TO BE DONE: All the records that follow need to be reproduced exactly. Omit the images.

INPUT:
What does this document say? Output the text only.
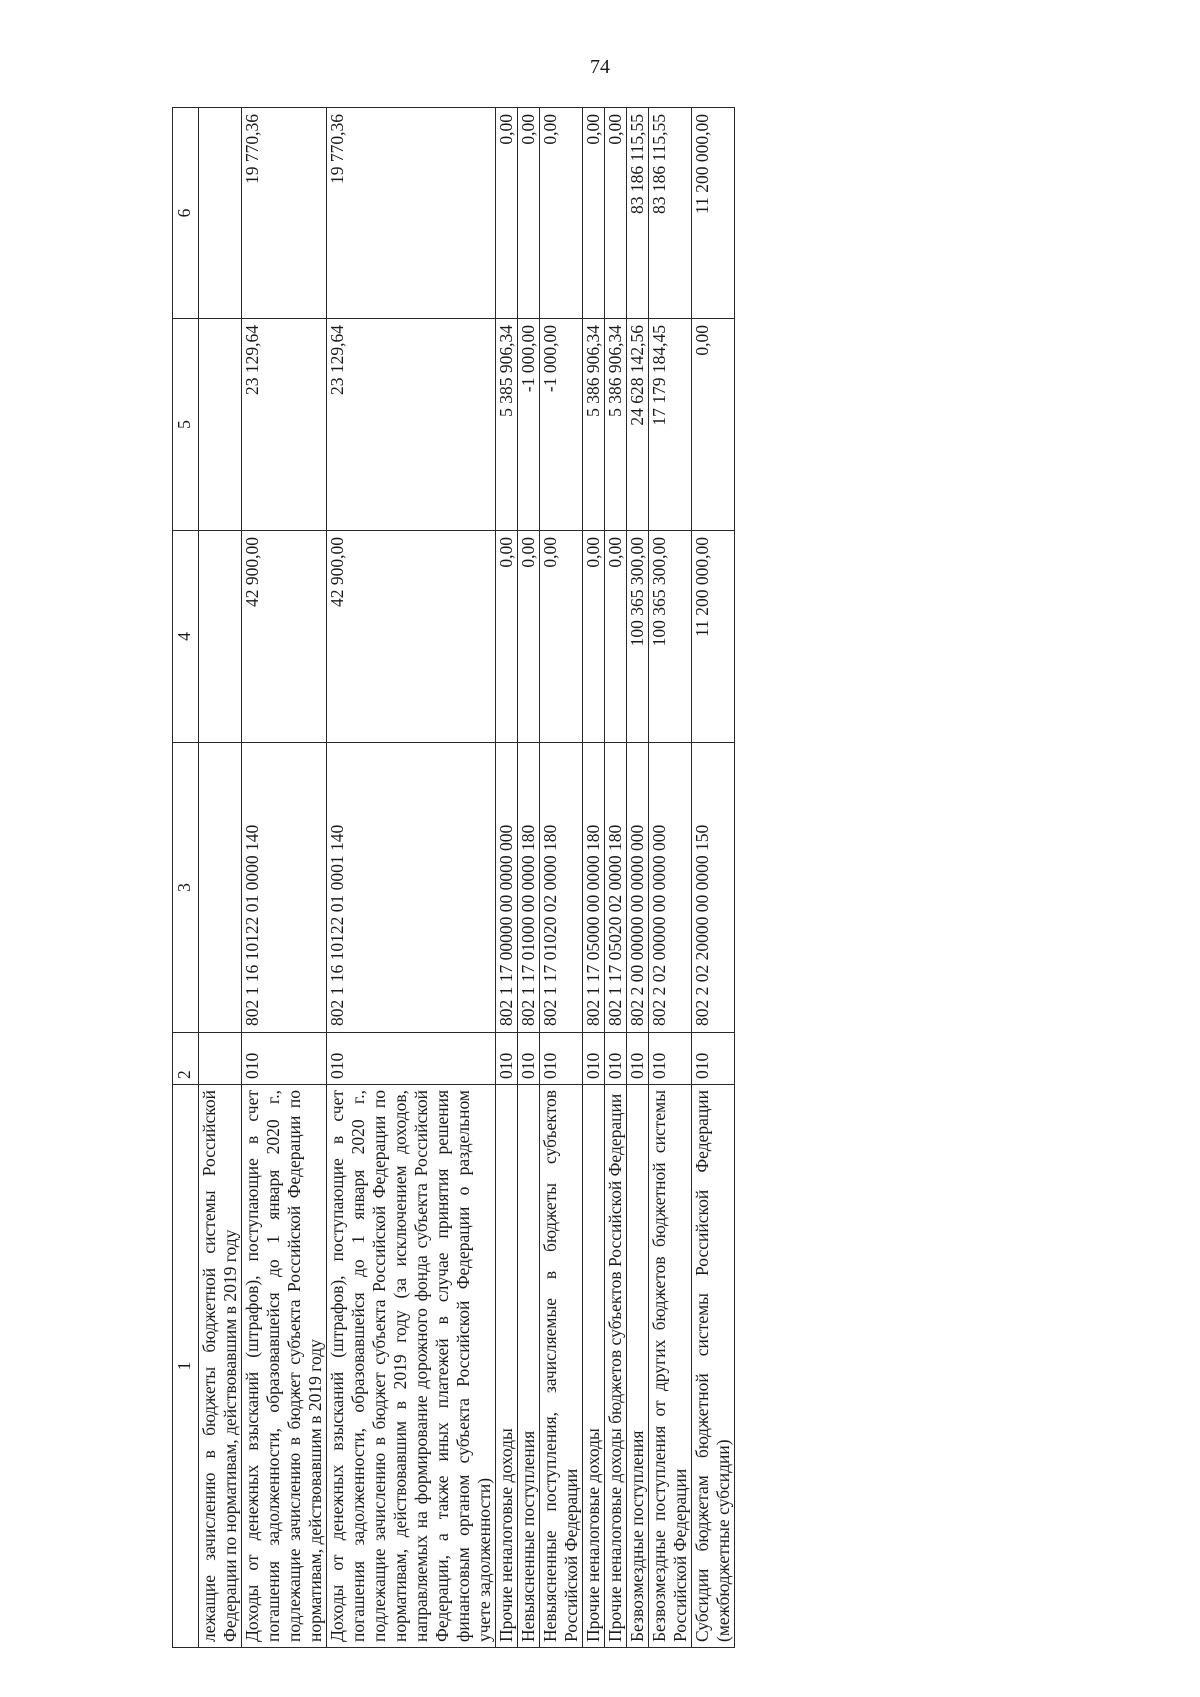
74
1	2	3	4	5	6
лежащие зачислению в бюджеты бюджетной системы Российской Федерации по нормативам, действовавшим в 2019 году					
Доходы от денежных взысканий (штрафов), поступающие в счет погашения задолженности, образовавшейся до 1 января 2020 г., подлежащие зачислению в бюджет субъекта Российской Федерации по нормативам, действовавшим в 2019 году	010	802 1 16 10122 01 0000 140	42 900,00	23 129,64	19 770,36
Доходы от денежных взысканий (штрафов), поступающие в счет погашения задолженности, образовавшейся до 1 января 2020 г., подлежащие зачислению в бюджет субъекта Российской Федерации по нормативам, действовавшим в 2019 году (за исключением доходов, направляемых на формирование дорожного фонда субъекта Российской Федерации, а также иных платежей в случае принятия решения финансовым органом субъекта Российской Федерации о раздельном учете задолженности)	010	802 1 16 10122 01 0001 140	42 900,00	23 129,64	19 770,36
Прочие неналоговые доходы	010	802 1 17 00000 00 0000 000	0,00	5 385 906,34	0,00
Невыясненные поступления	010	802 1 17 01000 00 0000 180	0,00	-1 000,00	0,00
Невыясненные поступления, зачисляемые в бюджеты субъектов Российской Федерации	010	802 1 17 01020 02 0000 180	0,00	-1 000,00	0,00
Прочие неналоговые доходы	010	802 1 17 05000 00 0000 180	0,00	5 386 906,34	0,00
Прочие неналоговые доходы бюджетов субъектов Российской Федерации	010	802 1 17 05020 02 0000 180	0,00	5 386 906,34	0,00
Безвозмездные поступления	010	802 2 00 00000 00 0000 000	100 365 300,00	24 628 142,56	83 186 115,55
Безвозмездные поступления от других бюджетов бюджетной системы Российской Федерации	010	802 2 02 00000 00 0000 000	100 365 300,00	17 179 184,45	83 186 115,55
Субсидии бюджетам бюджетной системы Российской Федерации (межбюджетные субсидии)	010	802 2 02 20000 00 0000 150	11 200 000,00	0,00	11 200 000,00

TASK RESPONSE:
What does this document say? Output the text only.
74
1	2	3	4	5	6
лежащие зачислению в бюджеты бюджетной системы Российской Федерации по нормативам, действовавшим в 2019 году					
Доходы от денежных взысканий (штрафов), поступающие в счет погашения задолженности, образовавшейся до 1 января 2020 г., подлежащие зачислению в бюджет субъекта Российской Федерации по нормативам, действовавшим в 2019 году	010	802 1 16 10122 01 0000 140	42 900,00	23 129,64	19 770,36
Доходы от денежных взысканий (штрафов), поступающие в счет погашения задолженности, образовавшейся до 1 января 2020 г., подлежащие зачислению в бюджет субъекта Российской Федерации по нормативам, действовавшим в 2019 году (за исключением доходов, направляемых на формирование дорожного фонда субъекта Российской Федерации, а также иных платежей в случае принятия решения финансовым органом субъекта Российской Федерации о раздельном учете задолженности)	010	802 1 16 10122 01 0001 140	42 900,00	23 129,64	19 770,36
Прочие неналоговые доходы	010	802 1 17 00000 00 0000 000	0,00	5 385 906,34	0,00
Невыясненные поступления	010	802 1 17 01000 00 0000 180	0,00	-1 000,00	0,00
Невыясненные поступления, зачисляемые в бюджеты субъектов Российской Федерации	010	802 1 17 01020 02 0000 180	0,00	-1 000,00	0,00
Прочие неналоговые доходы	010	802 1 17 05000 00 0000 180	0,00	5 386 906,34	0,00
Прочие неналоговые доходы бюджетов субъектов Российской Федерации	010	802 1 17 05020 02 0000 180	0,00	5 386 906,34	0,00
Безвозмездные поступления	010	802 2 00 00000 00 0000 000	100 365 300,00	24 628 142,56	83 186 115,55
Безвозмездные поступления от других бюджетов бюджетной системы Российской Федерации	010	802 2 02 00000 00 0000 000	100 365 300,00	17 179 184,45	83 186 115,55
Субсидии бюджетам бюджетной системы Российской Федерации (межбюджетные субсидии)	010	802 2 02 20000 00 0000 150	11 200 000,00	0,00	11 200 000,00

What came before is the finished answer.